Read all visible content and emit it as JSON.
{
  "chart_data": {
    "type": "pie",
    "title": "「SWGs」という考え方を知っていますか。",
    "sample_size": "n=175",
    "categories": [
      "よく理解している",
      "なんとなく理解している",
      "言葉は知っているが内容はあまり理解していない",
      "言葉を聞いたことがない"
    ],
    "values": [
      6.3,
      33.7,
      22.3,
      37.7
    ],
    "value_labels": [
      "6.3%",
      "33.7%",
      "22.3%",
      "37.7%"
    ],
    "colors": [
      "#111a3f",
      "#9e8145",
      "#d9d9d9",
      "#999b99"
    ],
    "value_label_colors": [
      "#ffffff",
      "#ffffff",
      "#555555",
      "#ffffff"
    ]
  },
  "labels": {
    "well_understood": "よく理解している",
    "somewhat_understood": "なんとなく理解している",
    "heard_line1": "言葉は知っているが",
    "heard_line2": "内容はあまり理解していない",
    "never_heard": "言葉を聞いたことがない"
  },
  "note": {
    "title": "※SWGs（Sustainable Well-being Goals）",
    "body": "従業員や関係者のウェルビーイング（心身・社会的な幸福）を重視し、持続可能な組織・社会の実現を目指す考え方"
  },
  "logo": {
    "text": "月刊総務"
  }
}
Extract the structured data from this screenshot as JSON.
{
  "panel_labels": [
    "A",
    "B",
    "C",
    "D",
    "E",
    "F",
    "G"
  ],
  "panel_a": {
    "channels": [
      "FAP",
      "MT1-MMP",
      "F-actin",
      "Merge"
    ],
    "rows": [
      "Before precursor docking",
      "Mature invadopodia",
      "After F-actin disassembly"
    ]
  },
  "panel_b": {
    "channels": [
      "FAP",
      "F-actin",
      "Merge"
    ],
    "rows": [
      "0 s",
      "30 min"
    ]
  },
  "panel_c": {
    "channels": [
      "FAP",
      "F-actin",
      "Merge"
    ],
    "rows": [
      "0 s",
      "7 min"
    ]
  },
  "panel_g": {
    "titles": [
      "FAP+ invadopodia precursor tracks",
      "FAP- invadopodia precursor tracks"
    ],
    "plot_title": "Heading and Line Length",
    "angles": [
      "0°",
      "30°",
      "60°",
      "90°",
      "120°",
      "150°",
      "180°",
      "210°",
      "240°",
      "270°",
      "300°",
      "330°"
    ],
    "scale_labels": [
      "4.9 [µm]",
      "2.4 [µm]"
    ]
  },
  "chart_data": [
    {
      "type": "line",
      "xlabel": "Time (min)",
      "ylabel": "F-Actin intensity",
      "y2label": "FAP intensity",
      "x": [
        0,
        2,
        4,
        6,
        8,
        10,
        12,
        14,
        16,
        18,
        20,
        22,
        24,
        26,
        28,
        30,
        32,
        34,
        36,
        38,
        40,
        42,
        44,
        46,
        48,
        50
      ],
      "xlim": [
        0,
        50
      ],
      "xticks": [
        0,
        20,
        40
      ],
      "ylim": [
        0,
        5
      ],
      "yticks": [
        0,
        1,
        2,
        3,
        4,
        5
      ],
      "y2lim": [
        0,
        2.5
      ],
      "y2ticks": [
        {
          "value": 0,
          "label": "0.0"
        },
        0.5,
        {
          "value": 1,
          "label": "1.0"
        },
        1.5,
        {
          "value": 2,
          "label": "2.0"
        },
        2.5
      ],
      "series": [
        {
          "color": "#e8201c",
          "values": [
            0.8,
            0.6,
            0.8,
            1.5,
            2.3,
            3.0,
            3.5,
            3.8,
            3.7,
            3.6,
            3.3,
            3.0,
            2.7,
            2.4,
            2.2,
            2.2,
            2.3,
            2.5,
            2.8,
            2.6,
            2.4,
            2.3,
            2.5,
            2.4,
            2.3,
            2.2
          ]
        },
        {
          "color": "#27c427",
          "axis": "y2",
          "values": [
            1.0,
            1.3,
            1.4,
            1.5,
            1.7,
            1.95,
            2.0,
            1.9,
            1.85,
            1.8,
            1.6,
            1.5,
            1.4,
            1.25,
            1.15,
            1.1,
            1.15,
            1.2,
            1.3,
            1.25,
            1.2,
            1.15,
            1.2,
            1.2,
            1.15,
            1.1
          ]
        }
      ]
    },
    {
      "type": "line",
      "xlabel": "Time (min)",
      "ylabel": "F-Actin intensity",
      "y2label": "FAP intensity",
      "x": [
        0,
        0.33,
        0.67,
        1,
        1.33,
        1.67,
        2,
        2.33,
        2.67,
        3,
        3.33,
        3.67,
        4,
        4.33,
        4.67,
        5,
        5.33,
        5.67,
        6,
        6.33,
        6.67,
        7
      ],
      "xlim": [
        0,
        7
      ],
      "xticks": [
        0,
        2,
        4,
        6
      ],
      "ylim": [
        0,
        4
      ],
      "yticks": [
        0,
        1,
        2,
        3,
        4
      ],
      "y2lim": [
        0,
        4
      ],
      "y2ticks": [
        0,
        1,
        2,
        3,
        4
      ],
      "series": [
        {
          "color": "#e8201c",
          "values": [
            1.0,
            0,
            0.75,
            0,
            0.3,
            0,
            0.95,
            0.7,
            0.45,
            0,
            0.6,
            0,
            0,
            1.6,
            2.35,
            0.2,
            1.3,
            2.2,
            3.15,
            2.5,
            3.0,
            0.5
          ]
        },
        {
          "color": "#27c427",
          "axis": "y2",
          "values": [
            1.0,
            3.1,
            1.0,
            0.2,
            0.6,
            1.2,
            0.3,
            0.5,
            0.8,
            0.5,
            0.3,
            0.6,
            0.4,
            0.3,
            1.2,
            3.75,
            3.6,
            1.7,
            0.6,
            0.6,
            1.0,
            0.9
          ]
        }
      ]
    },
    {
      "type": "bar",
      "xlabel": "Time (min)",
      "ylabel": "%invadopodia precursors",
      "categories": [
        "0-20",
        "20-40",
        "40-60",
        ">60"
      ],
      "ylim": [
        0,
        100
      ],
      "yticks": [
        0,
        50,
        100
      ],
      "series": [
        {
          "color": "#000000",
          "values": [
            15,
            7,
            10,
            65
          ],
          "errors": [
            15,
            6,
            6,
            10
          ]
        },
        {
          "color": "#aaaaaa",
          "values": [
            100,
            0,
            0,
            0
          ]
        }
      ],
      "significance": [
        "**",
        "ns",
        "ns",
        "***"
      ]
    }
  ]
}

[What the task requires] Copy every line from the records above that contains the word "tracks".

[Completed exercise]
      "FAP+ invadopodia precursor tracks",
      "FAP- invadopodia precursor tracks"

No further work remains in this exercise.